##### Input material #####
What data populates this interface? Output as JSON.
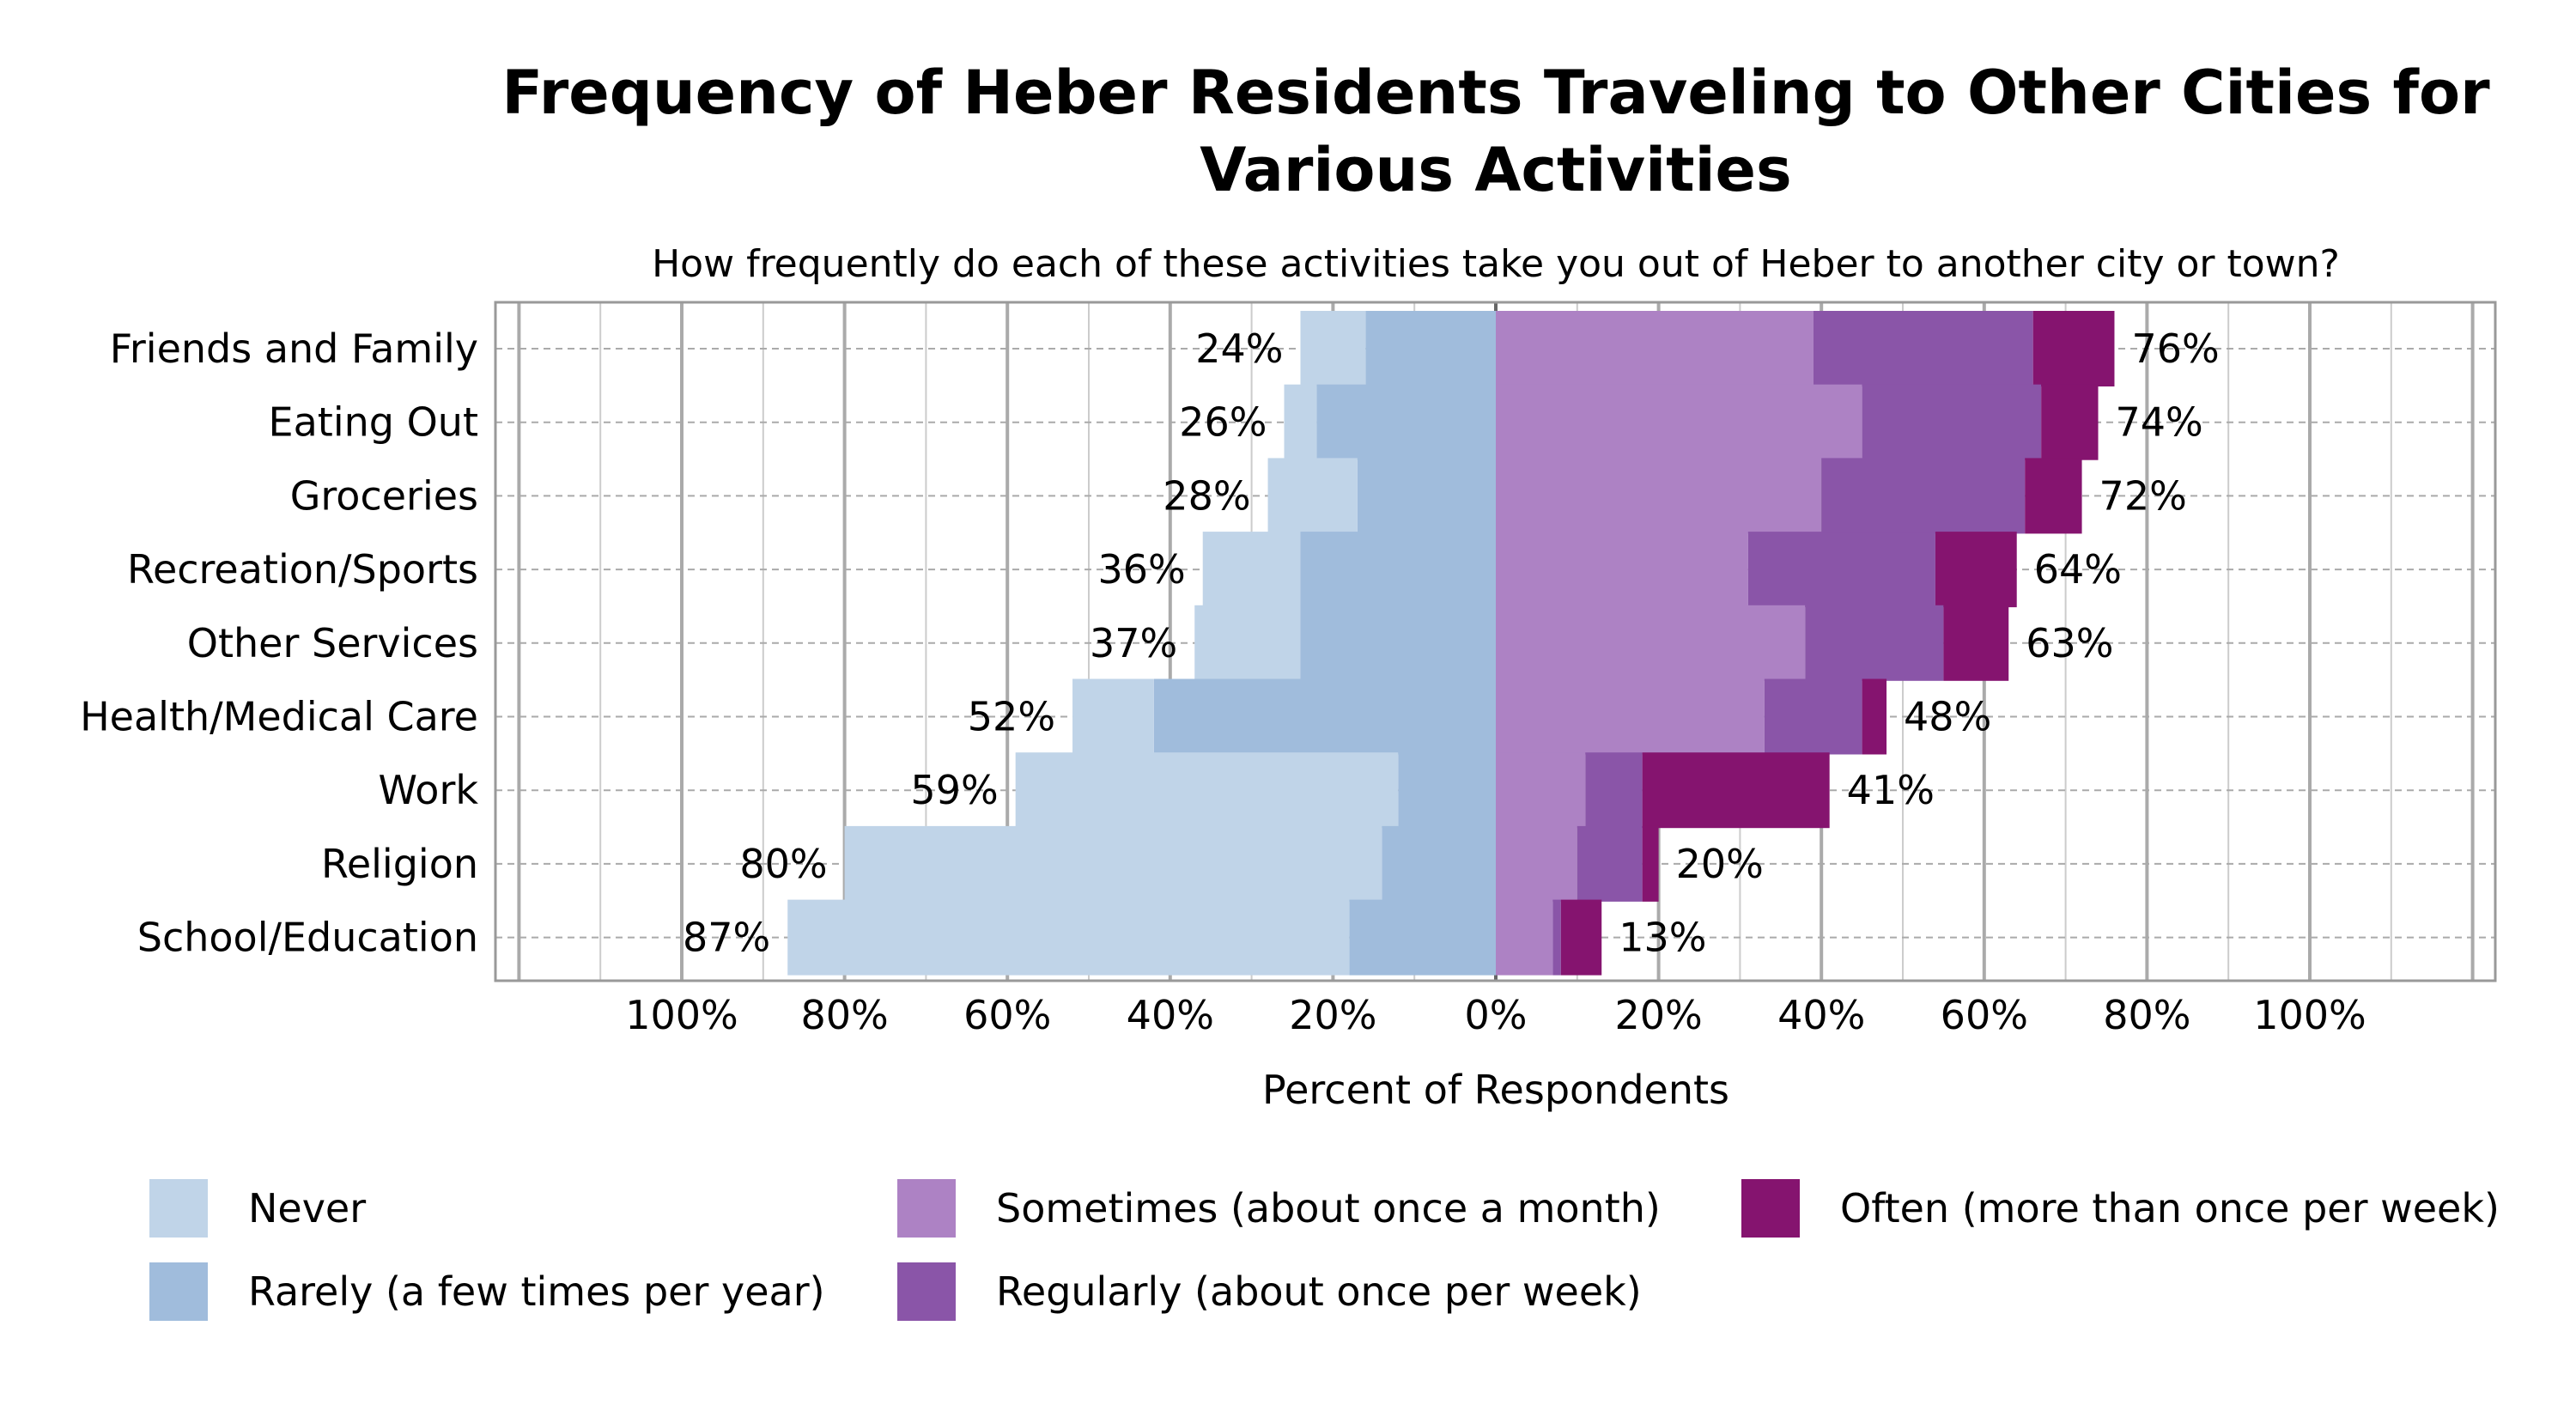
{
  "chart_data": {
    "type": "bar",
    "subtype": "diverging-stacked-horizontal",
    "title": "Frequency of Heber Residents Traveling to Other Cities for Various Activities",
    "subtitle": "How frequently do each of these activities take you out of Heber to another city or town?",
    "xlabel": "Percent of Respondents",
    "xlim": [
      -100,
      100
    ],
    "xticks": [
      "100%",
      "80%",
      "60%",
      "40%",
      "20%",
      "0%",
      "20%",
      "40%",
      "60%",
      "80%",
      "100%"
    ],
    "grid": true,
    "legend_position": "bottom",
    "categories": [
      "Friends and Family",
      "Eating Out",
      "Groceries",
      "Recreation/Sports",
      "Other Services",
      "Health/Medical Care",
      "Work",
      "Religion",
      "School/Education"
    ],
    "series": [
      {
        "name": "Never",
        "side": "left",
        "color": "#c0d4e8",
        "values": [
          8,
          4,
          11,
          12,
          13,
          10,
          47,
          66,
          69
        ]
      },
      {
        "name": "Rarely (a few times per year)",
        "side": "left",
        "color": "#a0bcdc",
        "values": [
          16,
          22,
          17,
          24,
          24,
          42,
          12,
          14,
          18
        ]
      },
      {
        "name": "Sometimes (about once a month)",
        "side": "right",
        "color": "#ad82c4",
        "values": [
          39,
          45,
          40,
          31,
          38,
          33,
          11,
          10,
          7
        ]
      },
      {
        "name": "Regularly (about once per week)",
        "side": "right",
        "color": "#8a55a8",
        "values": [
          27,
          22,
          25,
          23,
          17,
          12,
          7,
          8,
          1
        ]
      },
      {
        "name": "Often (more than once per week)",
        "side": "right",
        "color": "#85146f",
        "values": [
          10,
          7,
          7,
          10,
          8,
          3,
          23,
          2,
          5
        ]
      }
    ],
    "left_totals": [
      "24%",
      "26%",
      "28%",
      "36%",
      "37%",
      "52%",
      "59%",
      "80%",
      "87%"
    ],
    "right_totals": [
      "76%",
      "74%",
      "72%",
      "64%",
      "63%",
      "48%",
      "41%",
      "20%",
      "13%"
    ]
  }
}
#####
--- The problem ---
Repeat all of the records verbatim, leaving out the pictures.

--- Solution to this task ---
What data populates this interface? Output as JSON.
{
  "chart_data": {
    "type": "bar",
    "subtype": "diverging-stacked-horizontal",
    "title": "Frequency of Heber Residents Traveling to Other Cities for Various Activities",
    "subtitle": "How frequently do each of these activities take you out of Heber to another city or town?",
    "xlabel": "Percent of Respondents",
    "xlim": [
      -100,
      100
    ],
    "xticks": [
      "100%",
      "80%",
      "60%",
      "40%",
      "20%",
      "0%",
      "20%",
      "40%",
      "60%",
      "80%",
      "100%"
    ],
    "grid": true,
    "legend_position": "bottom",
    "categories": [
      "Friends and Family",
      "Eating Out",
      "Groceries",
      "Recreation/Sports",
      "Other Services",
      "Health/Medical Care",
      "Work",
      "Religion",
      "School/Education"
    ],
    "series": [
      {
        "name": "Never",
        "side": "left",
        "color": "#c0d4e8",
        "values": [
          8,
          4,
          11,
          12,
          13,
          10,
          47,
          66,
          69
        ]
      },
      {
        "name": "Rarely (a few times per year)",
        "side": "left",
        "color": "#a0bcdc",
        "values": [
          16,
          22,
          17,
          24,
          24,
          42,
          12,
          14,
          18
        ]
      },
      {
        "name": "Sometimes (about once a month)",
        "side": "right",
        "color": "#ad82c4",
        "values": [
          39,
          45,
          40,
          31,
          38,
          33,
          11,
          10,
          7
        ]
      },
      {
        "name": "Regularly (about once per week)",
        "side": "right",
        "color": "#8a55a8",
        "values": [
          27,
          22,
          25,
          23,
          17,
          12,
          7,
          8,
          1
        ]
      },
      {
        "name": "Often (more than once per week)",
        "side": "right",
        "color": "#85146f",
        "values": [
          10,
          7,
          7,
          10,
          8,
          3,
          23,
          2,
          5
        ]
      }
    ],
    "left_totals": [
      "24%",
      "26%",
      "28%",
      "36%",
      "37%",
      "52%",
      "59%",
      "80%",
      "87%"
    ],
    "right_totals": [
      "76%",
      "74%",
      "72%",
      "64%",
      "63%",
      "48%",
      "41%",
      "20%",
      "13%"
    ]
  }
}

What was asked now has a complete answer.